Provided data →
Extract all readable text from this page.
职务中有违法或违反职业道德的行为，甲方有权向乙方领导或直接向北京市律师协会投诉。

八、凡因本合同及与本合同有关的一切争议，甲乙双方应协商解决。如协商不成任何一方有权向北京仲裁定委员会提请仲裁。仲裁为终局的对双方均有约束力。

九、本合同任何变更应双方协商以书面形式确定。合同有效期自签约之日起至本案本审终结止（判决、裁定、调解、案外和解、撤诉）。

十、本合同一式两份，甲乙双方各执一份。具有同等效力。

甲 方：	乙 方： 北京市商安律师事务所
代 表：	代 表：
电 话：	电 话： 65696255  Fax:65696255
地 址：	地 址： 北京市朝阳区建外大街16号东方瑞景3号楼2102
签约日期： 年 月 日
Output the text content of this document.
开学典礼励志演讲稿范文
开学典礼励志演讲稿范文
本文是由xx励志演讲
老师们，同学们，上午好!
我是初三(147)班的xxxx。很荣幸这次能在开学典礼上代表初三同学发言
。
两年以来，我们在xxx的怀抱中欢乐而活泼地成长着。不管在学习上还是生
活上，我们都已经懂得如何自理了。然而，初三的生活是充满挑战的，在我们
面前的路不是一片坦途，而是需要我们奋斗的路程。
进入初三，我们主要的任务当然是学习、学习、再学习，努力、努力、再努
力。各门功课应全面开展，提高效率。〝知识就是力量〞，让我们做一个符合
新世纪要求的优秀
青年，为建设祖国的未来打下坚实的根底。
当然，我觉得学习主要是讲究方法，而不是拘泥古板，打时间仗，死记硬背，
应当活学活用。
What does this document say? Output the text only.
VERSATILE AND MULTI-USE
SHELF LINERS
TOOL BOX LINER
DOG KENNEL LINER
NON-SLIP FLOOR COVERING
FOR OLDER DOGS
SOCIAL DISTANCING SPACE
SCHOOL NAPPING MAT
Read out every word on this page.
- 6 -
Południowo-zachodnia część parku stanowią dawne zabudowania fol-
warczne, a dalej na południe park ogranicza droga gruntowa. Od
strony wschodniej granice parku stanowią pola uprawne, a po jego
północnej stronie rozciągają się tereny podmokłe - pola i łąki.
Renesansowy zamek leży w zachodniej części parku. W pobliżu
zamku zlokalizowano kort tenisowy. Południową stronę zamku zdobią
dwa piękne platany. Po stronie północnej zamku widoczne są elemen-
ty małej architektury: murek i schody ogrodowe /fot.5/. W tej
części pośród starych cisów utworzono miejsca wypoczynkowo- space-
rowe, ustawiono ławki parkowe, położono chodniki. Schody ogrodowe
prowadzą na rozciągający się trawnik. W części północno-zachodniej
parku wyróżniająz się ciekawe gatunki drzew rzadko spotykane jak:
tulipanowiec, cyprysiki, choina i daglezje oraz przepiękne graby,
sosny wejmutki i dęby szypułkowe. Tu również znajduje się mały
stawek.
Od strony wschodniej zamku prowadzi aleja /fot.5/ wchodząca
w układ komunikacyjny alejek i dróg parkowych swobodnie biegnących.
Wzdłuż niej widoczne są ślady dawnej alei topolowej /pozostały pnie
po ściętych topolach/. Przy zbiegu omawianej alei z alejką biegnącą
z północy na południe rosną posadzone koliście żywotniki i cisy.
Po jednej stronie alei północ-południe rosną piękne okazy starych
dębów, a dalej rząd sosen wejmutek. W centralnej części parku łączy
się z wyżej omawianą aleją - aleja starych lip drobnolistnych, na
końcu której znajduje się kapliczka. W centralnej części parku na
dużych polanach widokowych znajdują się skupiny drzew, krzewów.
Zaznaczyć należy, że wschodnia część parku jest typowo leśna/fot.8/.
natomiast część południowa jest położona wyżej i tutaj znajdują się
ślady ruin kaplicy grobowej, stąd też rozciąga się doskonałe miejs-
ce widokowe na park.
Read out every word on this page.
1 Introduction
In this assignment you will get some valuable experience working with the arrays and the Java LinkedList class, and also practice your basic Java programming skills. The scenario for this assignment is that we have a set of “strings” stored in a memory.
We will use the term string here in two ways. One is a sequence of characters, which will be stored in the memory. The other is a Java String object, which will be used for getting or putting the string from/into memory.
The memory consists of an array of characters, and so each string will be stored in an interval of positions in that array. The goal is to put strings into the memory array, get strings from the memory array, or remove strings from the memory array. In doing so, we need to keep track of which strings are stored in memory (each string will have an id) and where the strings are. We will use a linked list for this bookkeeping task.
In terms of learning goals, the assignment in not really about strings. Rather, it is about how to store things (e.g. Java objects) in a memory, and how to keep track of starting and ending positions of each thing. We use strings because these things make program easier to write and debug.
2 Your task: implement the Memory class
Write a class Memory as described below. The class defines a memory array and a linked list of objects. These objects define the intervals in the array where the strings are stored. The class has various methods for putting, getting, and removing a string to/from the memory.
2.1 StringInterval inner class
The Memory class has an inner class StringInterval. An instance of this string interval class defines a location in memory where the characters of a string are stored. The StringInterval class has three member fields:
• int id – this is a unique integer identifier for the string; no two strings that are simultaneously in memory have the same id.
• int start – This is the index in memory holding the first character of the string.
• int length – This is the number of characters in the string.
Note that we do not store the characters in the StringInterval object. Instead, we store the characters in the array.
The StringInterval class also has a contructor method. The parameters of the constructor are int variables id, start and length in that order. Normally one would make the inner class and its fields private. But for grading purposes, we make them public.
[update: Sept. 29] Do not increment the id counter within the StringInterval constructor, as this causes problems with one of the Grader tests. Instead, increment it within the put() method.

Short problem →
Every entry must be quoted exactly as it appears above.

Result of this task →
Extract all readable text from this page.
职务中有违法或违反职业道德的行为，甲方有权向乙方领导或直接向北京市律师协会投诉。

八、凡因本合同及与本合同有关的一切争议，甲乙双方应协商解决。如协商不成任何一方有权向北京仲裁定委员会提请仲裁。仲裁为终局的对双方均有约束力。

九、本合同任何变更应双方协商以书面形式确定。合同有效期自签约之日起至本案本审终结止（判决、裁定、调解、案外和解、撤诉）。

十、本合同一式两份，甲乙双方各执一份。具有同等效力。

甲 方：	乙 方： 北京市商安律师事务所
代 表：	代 表：
电 话：	电 话： 65696255  Fax:65696255
地 址：	地 址： 北京市朝阳区建外大街16号东方瑞景3号楼2102
签约日期： 年 月 日
Output the text content of this document.
开学典礼励志演讲稿范文
开学典礼励志演讲稿范文
本文是由xx励志演讲
老师们，同学们，上午好!
我是初三(147)班的xxxx。很荣幸这次能在开学典礼上代表初三同学发言
。
两年以来，我们在xxx的怀抱中欢乐而活泼地成长着。不管在学习上还是生
活上，我们都已经懂得如何自理了。然而，初三的生活是充满挑战的，在我们
面前的路不是一片坦途，而是需要我们奋斗的路程。
进入初三，我们主要的任务当然是学习、学习、再学习，努力、努力、再努
力。各门功课应全面开展，提高效率。〝知识就是力量〞，让我们做一个符合
新世纪要求的优秀
青年，为建设祖国的未来打下坚实的根底。
当然，我觉得学习主要是讲究方法，而不是拘泥古板，打时间仗，死记硬背，
应当活学活用。
What does this document say? Output the text only.
VERSATILE AND MULTI-USE
SHELF LINERS
TOOL BOX LINER
DOG KENNEL LINER
NON-SLIP FLOOR COVERING
FOR OLDER DOGS
SOCIAL DISTANCING SPACE
SCHOOL NAPPING MAT
Read out every word on this page.
- 6 -
Południowo-zachodnia część parku stanowią dawne zabudowania fol-
warczne, a dalej na południe park ogranicza droga gruntowa. Od
strony wschodniej granice parku stanowią pola uprawne, a po jego
północnej stronie rozciągają się tereny podmokłe - pola i łąki.
Renesansowy zamek leży w zachodniej części parku. W pobliżu
zamku zlokalizowano kort tenisowy. Południową stronę zamku zdobią
dwa piękne platany. Po stronie północnej zamku widoczne są elemen-
ty małej architektury: murek i schody ogrodowe /fot.5/. W tej
części pośród starych cisów utworzono miejsca wypoczynkowo- space-
rowe, ustawiono ławki parkowe, położono chodniki. Schody ogrodowe
prowadzą na rozciągający się trawnik. W części północno-zachodniej
parku wyróżniająz się ciekawe gatunki drzew rzadko spotykane jak:
tulipanowiec, cyprysiki, choina i daglezje oraz przepiękne graby,
sosny wejmutki i dęby szypułkowe. Tu również znajduje się mały
stawek.
Od strony wschodniej zamku prowadzi aleja /fot.5/ wchodząca
w układ komunikacyjny alejek i dróg parkowych swobodnie biegnących.
Wzdłuż niej widoczne są ślady dawnej alei topolowej /pozostały pnie
po ściętych topolach/. Przy zbiegu omawianej alei z alejką biegnącą
z północy na południe rosną posadzone koliście żywotniki i cisy.
Po jednej stronie alei północ-południe rosną piękne okazy starych
dębów, a dalej rząd sosen wejmutek. W centralnej części parku łączy
się z wyżej omawianą aleją - aleja starych lip drobnolistnych, na
końcu której znajduje się kapliczka. W centralnej części parku na
dużych polanach widokowych znajdują się skupiny drzew, krzewów.
Zaznaczyć należy, że wschodnia część parku jest typowo leśna/fot.8/.
natomiast część południowa jest położona wyżej i tutaj znajdują się
ślady ruin kaplicy grobowej, stąd też rozciąga się doskonałe miejs-
ce widokowe na park.
Read out every word on this page.
1 Introduction
In this assignment you will get some valuable experience working with the arrays and the Java LinkedList class, and also practice your basic Java programming skills. The scenario for this assignment is that we have a set of “strings” stored in a memory.
We will use the term string here in two ways. One is a sequence of characters, which will be stored in the memory. The other is a Java String object, which will be used for getting or putting the string from/into memory.
The memory consists of an array of characters, and so each string will be stored in an interval of positions in that array. The goal is to put strings into the memory array, get strings from the memory array, or remove strings from the memory array. In doing so, we need to keep track of which strings are stored in memory (each string will have an id) and where the strings are. We will use a linked list for this bookkeeping task.
In terms of learning goals, the assignment in not really about strings. Rather, it is about how to store things (e.g. Java objects) in a memory, and how to keep track of starting and ending positions of each thing. We use strings because these things make program easier to write and debug.
2 Your task: implement the Memory class
Write a class Memory as described below. The class defines a memory array and a linked list of objects. These objects define the intervals in the array where the strings are stored. The class has various methods for putting, getting, and removing a string to/from the memory.
2.1 StringInterval inner class
The Memory class has an inner class StringInterval. An instance of this string interval class defines a location in memory where the characters of a string are stored. The StringInterval class has three member fields:
• int id – this is a unique integer identifier for the string; no two strings that are simultaneously in memory have the same id.
• int start – This is the index in memory holding the first character of the string.
• int length – This is the number of characters in the string.
Note that we do not store the characters in the StringInterval object. Instead, we store the characters in the array.
The StringInterval class also has a contructor method. The parameters of the constructor are int variables id, start and length in that order. Normally one would make the inner class and its fields private. But for grading purposes, we make them public.
[update: Sept. 29] Do not increment the id counter within the StringInterval constructor, as this causes problems with one of the Grader tests. Instead, increment it within the put() method.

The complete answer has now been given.